__What the exercise asks__. Spot each line that carries the word "Μητρώου"; copy those lines.

** Start Given records **

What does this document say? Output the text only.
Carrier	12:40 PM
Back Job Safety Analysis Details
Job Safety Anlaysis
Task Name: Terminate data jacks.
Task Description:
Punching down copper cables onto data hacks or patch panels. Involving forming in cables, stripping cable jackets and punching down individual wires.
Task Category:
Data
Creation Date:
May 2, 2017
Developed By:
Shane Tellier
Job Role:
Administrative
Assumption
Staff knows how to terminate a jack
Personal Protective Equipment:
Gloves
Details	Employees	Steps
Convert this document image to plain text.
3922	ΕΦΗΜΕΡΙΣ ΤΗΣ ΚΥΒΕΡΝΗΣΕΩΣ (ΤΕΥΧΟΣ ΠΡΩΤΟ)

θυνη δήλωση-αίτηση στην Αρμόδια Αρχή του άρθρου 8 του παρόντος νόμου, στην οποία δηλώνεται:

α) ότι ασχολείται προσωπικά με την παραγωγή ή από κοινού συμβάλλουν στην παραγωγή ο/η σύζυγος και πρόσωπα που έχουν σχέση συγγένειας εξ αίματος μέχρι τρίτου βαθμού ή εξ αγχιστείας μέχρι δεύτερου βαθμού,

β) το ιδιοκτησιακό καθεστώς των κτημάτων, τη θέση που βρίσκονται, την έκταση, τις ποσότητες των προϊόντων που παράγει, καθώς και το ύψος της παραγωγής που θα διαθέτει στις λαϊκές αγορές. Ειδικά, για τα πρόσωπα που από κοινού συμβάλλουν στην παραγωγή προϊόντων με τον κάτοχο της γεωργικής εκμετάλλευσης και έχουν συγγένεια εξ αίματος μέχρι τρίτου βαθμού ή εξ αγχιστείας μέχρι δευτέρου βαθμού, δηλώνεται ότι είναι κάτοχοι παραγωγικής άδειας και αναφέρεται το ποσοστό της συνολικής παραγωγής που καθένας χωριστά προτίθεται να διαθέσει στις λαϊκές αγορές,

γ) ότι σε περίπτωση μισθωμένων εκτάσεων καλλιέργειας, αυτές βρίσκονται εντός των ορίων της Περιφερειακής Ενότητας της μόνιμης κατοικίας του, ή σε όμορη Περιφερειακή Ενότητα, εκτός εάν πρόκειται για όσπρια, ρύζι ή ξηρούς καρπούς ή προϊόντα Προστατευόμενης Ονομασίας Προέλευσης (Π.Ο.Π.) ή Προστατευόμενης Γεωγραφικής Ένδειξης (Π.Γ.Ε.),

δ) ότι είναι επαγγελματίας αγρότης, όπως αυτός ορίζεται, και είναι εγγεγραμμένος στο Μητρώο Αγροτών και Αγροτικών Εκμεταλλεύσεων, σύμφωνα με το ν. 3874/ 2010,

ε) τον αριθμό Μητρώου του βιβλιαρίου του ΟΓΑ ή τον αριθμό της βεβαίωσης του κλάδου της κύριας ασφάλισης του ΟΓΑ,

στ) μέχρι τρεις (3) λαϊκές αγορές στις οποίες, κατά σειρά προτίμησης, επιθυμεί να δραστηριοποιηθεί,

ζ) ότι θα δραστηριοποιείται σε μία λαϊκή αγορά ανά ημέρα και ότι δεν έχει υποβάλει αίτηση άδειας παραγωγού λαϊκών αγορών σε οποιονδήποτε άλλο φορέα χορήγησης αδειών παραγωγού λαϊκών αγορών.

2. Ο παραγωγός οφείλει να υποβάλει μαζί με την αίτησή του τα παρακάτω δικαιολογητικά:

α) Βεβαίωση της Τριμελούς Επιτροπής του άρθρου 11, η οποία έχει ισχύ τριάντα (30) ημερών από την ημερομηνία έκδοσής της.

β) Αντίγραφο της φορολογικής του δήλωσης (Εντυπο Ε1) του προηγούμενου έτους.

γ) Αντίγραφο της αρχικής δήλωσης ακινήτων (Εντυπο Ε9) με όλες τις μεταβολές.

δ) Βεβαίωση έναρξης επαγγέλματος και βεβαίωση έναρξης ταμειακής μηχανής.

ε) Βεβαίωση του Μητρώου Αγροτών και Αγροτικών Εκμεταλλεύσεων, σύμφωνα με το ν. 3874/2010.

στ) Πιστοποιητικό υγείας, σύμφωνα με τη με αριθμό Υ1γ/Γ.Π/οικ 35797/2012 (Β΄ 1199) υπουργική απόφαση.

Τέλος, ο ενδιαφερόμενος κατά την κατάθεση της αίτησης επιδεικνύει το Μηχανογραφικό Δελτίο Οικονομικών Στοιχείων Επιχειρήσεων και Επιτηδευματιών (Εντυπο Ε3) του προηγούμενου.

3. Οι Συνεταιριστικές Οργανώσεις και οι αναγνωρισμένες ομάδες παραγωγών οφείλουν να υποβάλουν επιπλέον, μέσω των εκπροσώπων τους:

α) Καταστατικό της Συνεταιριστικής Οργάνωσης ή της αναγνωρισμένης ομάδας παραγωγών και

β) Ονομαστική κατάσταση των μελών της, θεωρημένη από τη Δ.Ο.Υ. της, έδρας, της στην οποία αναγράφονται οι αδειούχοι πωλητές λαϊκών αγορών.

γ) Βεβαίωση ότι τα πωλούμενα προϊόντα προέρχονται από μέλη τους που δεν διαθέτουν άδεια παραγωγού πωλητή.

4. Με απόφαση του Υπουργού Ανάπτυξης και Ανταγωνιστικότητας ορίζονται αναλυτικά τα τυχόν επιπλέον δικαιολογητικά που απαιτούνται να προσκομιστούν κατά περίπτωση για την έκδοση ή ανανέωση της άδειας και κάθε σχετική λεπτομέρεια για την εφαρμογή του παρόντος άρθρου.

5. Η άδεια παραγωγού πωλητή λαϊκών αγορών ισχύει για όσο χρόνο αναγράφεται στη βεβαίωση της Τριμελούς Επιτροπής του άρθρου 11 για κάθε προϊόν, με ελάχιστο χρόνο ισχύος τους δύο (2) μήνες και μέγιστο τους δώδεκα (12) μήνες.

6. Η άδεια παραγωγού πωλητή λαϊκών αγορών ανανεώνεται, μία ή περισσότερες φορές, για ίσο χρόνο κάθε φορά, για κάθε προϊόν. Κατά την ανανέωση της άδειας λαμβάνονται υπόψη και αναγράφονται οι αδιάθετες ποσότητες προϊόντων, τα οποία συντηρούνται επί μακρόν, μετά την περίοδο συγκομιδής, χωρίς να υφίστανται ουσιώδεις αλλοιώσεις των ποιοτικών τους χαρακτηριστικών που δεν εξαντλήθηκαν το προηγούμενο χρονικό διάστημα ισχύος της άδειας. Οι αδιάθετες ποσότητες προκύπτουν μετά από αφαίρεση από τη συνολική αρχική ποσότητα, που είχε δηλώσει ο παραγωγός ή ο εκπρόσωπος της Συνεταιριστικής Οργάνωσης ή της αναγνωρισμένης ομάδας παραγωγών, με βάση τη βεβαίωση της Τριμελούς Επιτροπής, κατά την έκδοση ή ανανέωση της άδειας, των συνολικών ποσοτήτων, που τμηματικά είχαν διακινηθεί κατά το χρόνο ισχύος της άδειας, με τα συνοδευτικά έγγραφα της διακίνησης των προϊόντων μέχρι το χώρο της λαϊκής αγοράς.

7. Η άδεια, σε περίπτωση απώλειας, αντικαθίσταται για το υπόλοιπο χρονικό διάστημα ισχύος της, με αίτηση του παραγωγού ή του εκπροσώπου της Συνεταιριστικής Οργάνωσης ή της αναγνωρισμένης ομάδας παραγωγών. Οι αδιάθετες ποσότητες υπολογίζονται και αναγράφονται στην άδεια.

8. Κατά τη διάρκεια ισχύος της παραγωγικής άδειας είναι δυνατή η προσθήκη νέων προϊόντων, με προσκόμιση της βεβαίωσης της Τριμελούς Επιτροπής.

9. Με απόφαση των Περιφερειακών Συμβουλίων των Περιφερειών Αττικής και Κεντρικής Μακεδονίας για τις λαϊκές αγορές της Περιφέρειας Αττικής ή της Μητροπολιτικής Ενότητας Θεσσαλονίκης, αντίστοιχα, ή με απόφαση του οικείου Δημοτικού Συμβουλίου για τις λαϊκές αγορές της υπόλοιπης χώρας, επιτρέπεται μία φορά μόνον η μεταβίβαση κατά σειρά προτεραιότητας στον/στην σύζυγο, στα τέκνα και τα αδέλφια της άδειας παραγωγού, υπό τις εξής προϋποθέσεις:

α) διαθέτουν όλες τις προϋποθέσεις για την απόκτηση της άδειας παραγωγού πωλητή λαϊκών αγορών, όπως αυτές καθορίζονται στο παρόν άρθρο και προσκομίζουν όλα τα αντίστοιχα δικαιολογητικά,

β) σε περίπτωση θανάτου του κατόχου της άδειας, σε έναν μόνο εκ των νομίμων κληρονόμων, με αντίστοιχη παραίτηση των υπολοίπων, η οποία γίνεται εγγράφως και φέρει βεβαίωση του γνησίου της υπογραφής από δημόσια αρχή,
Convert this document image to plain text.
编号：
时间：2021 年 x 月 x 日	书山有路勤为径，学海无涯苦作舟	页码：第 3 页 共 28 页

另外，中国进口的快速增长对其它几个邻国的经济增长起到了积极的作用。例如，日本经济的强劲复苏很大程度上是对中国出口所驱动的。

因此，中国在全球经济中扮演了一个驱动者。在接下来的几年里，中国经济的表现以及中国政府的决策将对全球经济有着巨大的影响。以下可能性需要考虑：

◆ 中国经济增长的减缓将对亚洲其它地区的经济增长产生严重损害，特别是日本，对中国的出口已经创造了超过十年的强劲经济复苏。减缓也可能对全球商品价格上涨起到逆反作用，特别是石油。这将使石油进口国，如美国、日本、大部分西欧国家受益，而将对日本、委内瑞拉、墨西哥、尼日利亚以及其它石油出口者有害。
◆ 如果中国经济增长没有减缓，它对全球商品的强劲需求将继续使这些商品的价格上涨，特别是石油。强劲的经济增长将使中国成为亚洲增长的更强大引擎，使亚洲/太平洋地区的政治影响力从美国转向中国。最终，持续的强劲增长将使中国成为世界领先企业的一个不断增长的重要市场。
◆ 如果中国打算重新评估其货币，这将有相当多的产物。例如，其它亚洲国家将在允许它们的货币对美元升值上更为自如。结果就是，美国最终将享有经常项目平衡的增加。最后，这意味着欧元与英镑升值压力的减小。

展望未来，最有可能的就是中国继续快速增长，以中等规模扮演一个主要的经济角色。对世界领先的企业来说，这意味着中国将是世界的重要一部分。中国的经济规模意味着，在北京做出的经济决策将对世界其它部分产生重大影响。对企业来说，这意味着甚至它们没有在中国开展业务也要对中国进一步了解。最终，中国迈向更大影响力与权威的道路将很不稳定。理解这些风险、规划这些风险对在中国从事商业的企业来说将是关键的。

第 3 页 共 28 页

** End Given records **

__Solved problem__.
ε) τον αριθμό Μητρώου του βιβλιαρίου του ΟΓΑ ή τον αριθμό της βεβαίωσης του κλάδου της κύριας ασφάλισης του ΟΓΑ,
ε) Βεβαίωση του Μητρώου Αγροτών και Αγροτικών Εκμεταλλεύσεων, σύμφωνα με το ν. 3874/2010.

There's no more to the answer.